Data records
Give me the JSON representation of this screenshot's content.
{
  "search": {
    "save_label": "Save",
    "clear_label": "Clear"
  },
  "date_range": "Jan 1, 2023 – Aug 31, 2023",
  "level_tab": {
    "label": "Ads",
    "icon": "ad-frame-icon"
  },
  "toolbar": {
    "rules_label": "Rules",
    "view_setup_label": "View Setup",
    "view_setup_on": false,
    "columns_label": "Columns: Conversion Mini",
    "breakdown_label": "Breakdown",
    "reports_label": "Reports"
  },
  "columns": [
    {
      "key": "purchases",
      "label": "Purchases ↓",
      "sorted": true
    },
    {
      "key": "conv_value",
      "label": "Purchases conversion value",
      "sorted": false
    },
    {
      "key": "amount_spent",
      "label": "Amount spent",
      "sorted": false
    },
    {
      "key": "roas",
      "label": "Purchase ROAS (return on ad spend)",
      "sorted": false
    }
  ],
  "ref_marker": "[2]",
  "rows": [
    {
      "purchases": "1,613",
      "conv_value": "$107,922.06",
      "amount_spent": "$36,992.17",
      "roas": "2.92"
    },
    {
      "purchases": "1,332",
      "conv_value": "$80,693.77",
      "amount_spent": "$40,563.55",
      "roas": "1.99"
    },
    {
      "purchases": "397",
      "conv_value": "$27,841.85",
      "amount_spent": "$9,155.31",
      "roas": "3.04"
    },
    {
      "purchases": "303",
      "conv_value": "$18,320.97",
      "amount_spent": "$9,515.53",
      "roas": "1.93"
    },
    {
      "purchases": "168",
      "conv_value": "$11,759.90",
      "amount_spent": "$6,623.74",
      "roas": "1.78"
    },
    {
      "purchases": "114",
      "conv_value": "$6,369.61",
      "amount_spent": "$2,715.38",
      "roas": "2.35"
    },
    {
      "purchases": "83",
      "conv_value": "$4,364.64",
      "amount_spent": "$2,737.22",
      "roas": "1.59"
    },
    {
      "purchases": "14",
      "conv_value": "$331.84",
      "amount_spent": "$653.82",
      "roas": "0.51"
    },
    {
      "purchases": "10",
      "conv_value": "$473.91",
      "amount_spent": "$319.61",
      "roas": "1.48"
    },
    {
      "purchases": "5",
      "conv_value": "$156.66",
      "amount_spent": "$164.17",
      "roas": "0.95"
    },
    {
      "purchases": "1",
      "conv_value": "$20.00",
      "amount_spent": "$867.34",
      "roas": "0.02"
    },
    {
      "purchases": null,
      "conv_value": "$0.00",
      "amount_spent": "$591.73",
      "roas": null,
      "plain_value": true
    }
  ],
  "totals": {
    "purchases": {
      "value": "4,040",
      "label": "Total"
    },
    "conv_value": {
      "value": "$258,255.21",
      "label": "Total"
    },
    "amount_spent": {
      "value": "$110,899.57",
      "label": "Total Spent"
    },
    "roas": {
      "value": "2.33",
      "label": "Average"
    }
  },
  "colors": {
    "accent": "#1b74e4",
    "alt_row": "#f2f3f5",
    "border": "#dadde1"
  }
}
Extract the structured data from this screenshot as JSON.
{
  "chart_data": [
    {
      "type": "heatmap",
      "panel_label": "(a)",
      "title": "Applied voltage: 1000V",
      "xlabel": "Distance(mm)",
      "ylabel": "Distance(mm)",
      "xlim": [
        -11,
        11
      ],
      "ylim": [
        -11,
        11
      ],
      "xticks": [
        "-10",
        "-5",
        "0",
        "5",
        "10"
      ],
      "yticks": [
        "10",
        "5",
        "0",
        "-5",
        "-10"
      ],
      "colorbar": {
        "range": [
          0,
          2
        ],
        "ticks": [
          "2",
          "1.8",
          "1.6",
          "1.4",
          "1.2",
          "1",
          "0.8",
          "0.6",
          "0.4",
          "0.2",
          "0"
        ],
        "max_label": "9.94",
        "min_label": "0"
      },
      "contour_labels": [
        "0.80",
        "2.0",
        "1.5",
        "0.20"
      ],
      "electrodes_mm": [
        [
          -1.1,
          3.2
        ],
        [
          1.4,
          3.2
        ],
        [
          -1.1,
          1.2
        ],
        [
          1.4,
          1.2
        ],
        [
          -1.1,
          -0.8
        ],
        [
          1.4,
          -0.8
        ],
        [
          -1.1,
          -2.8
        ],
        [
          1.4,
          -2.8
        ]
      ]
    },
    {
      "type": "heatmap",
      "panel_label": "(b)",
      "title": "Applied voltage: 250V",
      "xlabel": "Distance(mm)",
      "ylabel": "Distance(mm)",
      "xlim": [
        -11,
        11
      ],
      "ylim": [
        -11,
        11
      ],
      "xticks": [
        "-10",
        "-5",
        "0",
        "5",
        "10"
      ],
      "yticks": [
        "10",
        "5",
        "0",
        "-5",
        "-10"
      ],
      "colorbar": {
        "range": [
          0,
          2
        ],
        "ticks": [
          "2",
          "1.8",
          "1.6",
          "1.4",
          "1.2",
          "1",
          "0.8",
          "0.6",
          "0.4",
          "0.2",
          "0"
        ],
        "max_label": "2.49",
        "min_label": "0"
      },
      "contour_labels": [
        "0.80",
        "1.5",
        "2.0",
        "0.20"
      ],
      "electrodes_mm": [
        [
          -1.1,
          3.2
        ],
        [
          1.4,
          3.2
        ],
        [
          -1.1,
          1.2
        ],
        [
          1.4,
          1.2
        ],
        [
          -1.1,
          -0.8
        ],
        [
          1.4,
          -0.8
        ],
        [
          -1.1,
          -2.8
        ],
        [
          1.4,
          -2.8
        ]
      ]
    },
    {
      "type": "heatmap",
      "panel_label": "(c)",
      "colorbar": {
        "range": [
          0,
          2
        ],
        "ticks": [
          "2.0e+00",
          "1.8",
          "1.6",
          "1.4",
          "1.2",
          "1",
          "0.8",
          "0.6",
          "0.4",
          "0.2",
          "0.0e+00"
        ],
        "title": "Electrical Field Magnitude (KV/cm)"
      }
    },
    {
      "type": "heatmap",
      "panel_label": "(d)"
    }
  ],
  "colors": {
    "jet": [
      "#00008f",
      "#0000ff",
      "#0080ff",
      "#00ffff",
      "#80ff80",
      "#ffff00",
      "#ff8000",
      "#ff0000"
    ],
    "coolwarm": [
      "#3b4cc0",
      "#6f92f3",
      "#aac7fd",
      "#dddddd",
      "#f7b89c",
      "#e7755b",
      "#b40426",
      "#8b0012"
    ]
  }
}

• _Stated exercise_: Report each line in the data that holds the word "title".

• _Finished exercise_:
      "title": "Applied voltage: 1000V",
      "title": "Applied voltage: 250V",
        "title": "Electrical Field Magnitude (KV/cm)"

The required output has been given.